Your instructions:
Gather each line in the entries that includes the string "nghiên".

____

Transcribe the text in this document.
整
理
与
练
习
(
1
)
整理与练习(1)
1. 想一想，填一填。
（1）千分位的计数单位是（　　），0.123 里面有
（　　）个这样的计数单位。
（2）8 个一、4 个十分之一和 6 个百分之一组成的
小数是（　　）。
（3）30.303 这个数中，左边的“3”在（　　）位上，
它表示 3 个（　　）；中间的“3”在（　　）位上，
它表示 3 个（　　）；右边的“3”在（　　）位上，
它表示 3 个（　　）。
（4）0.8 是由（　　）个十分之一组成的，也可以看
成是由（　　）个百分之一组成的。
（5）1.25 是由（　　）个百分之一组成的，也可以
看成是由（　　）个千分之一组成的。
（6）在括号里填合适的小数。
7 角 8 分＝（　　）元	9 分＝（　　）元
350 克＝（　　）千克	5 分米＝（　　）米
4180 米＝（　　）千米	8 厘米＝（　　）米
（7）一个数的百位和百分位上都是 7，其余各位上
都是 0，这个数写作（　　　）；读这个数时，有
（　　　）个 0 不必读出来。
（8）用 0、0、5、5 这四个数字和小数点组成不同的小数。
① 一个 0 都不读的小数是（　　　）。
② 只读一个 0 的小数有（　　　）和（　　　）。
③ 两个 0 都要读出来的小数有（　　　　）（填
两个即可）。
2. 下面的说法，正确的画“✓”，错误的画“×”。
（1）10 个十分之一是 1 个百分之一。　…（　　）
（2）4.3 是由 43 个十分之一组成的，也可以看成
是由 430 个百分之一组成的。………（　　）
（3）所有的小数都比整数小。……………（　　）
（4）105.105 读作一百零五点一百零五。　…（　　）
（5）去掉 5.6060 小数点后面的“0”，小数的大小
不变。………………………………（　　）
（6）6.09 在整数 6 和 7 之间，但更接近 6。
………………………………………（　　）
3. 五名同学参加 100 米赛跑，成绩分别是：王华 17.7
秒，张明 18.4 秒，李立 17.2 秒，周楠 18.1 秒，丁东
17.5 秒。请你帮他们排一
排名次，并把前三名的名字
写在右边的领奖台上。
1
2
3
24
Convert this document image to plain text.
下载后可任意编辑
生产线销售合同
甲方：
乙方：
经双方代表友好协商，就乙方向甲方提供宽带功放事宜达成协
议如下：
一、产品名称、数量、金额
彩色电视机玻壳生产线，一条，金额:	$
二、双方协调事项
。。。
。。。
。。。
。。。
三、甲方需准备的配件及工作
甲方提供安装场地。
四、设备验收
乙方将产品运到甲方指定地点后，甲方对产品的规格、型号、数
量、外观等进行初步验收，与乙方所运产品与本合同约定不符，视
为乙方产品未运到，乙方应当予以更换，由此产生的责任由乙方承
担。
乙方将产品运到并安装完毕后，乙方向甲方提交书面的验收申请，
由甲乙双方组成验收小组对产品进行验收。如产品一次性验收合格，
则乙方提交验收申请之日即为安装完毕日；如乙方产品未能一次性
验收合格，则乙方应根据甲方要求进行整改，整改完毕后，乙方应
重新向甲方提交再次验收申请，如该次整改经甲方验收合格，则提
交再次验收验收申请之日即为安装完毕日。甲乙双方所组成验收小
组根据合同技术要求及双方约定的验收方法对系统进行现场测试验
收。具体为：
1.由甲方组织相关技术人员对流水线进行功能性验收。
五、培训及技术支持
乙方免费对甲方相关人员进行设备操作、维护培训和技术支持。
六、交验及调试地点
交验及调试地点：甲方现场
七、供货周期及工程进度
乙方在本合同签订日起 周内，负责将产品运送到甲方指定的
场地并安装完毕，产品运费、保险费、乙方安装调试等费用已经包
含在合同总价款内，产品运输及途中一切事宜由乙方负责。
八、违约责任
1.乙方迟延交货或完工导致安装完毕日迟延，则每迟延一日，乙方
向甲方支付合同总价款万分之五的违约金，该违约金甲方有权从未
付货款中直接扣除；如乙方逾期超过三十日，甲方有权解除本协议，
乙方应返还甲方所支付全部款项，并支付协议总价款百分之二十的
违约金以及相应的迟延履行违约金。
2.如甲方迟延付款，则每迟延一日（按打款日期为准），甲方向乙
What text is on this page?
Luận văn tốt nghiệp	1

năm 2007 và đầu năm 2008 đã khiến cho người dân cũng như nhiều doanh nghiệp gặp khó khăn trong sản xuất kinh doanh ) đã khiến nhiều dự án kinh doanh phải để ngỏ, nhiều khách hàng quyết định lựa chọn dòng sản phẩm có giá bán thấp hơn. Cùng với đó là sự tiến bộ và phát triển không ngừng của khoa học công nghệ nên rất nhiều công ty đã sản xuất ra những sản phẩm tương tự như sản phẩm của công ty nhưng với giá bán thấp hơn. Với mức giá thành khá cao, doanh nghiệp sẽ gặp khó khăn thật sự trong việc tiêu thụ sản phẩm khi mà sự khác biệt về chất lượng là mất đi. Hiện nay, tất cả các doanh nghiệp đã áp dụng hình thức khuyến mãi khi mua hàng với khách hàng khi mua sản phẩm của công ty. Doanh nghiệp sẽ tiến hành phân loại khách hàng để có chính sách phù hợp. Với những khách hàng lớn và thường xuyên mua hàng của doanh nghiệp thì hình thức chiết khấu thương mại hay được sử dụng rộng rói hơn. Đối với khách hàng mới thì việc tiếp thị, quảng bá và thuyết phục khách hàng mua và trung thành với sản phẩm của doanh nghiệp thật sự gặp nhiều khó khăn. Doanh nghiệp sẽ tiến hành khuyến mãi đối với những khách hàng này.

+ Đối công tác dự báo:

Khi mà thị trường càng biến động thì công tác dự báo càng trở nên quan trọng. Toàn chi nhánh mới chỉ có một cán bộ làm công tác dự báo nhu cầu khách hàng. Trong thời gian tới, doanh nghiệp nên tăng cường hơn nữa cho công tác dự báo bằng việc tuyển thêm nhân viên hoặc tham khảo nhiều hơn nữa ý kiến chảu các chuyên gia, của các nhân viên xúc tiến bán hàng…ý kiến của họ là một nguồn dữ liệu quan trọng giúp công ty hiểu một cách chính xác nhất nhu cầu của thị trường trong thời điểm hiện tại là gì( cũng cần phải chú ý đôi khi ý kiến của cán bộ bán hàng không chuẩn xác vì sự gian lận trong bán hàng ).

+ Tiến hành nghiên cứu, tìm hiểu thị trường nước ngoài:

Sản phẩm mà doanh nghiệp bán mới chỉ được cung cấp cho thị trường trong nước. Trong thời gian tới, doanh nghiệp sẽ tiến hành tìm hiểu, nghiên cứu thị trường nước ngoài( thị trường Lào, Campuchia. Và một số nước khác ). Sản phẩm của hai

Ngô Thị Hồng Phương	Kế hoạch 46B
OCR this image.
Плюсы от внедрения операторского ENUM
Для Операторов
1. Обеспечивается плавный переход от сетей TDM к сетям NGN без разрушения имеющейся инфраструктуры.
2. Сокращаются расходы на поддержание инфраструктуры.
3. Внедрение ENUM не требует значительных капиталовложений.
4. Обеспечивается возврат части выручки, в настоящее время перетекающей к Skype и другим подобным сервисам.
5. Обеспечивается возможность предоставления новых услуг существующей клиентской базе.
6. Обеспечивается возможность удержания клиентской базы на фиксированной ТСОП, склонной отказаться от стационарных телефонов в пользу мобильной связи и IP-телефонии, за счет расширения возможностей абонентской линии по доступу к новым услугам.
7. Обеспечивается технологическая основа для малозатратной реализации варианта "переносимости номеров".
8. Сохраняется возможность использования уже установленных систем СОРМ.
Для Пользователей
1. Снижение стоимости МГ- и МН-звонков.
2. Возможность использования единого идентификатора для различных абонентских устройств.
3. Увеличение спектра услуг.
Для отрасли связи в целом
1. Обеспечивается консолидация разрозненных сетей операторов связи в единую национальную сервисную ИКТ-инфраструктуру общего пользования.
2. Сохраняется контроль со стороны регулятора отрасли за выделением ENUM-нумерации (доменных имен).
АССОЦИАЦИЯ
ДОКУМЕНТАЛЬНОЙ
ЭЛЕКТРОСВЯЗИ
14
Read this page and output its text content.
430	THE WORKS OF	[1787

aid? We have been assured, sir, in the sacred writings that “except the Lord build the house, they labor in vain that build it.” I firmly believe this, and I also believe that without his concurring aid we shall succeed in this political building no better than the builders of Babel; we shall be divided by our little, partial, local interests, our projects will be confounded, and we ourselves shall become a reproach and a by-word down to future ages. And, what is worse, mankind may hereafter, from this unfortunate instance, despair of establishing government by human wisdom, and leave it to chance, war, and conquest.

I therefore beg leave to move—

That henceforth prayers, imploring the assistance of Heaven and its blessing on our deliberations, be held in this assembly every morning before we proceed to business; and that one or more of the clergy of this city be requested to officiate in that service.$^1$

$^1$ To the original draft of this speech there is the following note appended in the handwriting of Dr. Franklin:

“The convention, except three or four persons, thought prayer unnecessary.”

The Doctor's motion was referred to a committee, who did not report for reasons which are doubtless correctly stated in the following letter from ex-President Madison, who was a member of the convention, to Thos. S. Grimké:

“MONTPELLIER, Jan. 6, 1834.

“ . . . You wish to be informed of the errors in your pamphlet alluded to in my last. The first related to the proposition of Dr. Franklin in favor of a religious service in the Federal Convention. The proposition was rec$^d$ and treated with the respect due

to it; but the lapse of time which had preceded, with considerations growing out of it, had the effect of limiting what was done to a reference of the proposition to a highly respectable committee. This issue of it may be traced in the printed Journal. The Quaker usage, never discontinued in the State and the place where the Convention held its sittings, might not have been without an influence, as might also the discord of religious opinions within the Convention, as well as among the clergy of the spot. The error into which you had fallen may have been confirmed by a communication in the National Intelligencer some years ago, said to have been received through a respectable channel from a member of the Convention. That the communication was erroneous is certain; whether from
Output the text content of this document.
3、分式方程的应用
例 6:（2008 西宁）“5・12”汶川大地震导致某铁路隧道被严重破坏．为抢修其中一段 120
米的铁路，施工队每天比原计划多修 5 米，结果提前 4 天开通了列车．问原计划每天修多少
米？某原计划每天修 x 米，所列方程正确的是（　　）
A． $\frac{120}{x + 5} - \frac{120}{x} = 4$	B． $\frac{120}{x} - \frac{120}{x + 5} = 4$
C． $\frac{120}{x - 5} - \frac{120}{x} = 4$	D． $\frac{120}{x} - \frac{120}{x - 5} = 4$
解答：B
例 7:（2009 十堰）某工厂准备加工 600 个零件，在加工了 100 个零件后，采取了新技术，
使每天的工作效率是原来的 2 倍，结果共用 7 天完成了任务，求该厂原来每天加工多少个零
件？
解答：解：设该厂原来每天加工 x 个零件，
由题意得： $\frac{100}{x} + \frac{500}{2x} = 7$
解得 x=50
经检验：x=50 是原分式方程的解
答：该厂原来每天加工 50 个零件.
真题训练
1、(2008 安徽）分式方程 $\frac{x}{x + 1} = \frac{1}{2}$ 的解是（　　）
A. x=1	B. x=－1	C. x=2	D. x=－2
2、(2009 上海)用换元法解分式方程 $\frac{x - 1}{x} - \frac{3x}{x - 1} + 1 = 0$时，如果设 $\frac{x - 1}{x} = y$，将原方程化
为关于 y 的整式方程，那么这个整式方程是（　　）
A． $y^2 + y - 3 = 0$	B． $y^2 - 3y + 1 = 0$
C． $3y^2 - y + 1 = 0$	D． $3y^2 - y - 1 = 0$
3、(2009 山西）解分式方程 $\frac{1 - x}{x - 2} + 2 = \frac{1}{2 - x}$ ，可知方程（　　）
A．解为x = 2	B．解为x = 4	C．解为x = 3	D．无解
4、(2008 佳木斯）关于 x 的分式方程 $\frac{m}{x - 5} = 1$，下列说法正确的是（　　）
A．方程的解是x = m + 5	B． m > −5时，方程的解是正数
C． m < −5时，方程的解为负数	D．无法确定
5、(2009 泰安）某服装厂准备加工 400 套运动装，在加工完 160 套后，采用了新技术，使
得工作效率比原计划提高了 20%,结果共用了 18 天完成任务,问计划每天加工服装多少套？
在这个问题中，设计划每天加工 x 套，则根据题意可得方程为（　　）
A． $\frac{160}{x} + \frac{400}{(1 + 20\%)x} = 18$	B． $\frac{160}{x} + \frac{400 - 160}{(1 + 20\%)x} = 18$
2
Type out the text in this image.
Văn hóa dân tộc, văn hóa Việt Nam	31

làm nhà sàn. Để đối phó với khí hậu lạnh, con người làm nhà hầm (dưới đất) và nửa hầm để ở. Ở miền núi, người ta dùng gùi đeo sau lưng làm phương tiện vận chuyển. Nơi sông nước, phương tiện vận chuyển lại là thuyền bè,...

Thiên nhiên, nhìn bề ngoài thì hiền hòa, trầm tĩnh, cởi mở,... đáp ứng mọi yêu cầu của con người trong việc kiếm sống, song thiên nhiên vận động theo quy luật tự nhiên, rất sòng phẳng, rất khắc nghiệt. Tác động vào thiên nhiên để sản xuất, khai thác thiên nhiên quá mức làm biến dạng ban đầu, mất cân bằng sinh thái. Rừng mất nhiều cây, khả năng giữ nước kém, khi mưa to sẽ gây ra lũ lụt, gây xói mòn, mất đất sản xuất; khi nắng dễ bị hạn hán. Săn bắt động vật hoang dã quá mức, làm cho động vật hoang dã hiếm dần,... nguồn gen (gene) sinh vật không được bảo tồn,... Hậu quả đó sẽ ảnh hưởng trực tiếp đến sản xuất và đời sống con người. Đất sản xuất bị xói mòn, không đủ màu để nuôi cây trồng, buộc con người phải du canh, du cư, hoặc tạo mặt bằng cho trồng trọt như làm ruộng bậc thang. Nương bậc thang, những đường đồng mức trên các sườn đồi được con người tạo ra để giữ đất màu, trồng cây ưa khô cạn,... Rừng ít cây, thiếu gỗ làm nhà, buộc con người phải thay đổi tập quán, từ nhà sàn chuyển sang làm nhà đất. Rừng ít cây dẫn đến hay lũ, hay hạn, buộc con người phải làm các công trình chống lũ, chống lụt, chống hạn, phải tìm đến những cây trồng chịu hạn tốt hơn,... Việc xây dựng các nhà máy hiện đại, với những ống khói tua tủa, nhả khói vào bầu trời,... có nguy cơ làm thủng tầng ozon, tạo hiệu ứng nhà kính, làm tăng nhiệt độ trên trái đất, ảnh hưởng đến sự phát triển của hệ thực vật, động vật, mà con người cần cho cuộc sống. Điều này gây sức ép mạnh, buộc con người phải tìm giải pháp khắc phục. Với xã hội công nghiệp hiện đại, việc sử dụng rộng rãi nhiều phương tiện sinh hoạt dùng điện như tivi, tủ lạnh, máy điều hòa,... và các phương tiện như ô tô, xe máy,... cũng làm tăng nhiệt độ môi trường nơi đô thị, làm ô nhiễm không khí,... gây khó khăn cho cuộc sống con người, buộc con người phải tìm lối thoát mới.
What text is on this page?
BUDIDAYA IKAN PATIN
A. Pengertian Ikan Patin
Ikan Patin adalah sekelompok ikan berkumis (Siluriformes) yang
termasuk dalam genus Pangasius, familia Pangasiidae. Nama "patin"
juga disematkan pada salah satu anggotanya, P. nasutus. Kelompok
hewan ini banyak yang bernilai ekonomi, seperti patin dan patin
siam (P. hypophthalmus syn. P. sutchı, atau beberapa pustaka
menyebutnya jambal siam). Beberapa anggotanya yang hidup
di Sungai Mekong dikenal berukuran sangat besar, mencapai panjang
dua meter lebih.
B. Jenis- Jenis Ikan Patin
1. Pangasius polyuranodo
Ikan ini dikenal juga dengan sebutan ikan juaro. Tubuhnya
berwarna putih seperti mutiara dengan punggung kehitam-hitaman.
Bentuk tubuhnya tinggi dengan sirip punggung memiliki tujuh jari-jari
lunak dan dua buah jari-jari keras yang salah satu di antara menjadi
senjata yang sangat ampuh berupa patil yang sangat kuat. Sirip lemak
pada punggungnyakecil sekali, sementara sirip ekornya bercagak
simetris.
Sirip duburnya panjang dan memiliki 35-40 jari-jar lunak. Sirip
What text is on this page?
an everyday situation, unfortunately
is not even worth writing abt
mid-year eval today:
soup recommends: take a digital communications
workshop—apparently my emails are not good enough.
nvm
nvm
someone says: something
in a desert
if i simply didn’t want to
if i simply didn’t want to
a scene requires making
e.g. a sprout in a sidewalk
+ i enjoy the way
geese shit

____

Written answer:
+ Tiến hành nghiên cứu, tìm hiểu thị trường nước ngoài:
Sản phẩm mà doanh nghiệp bán mới chỉ được cung cấp cho thị trường trong nước. Trong thời gian tới, doanh nghiệp sẽ tiến hành tìm hiểu, nghiên cứu thị trường nước ngoài( thị trường Lào, Campuchia. Và một số nước khác ). Sản phẩm của hai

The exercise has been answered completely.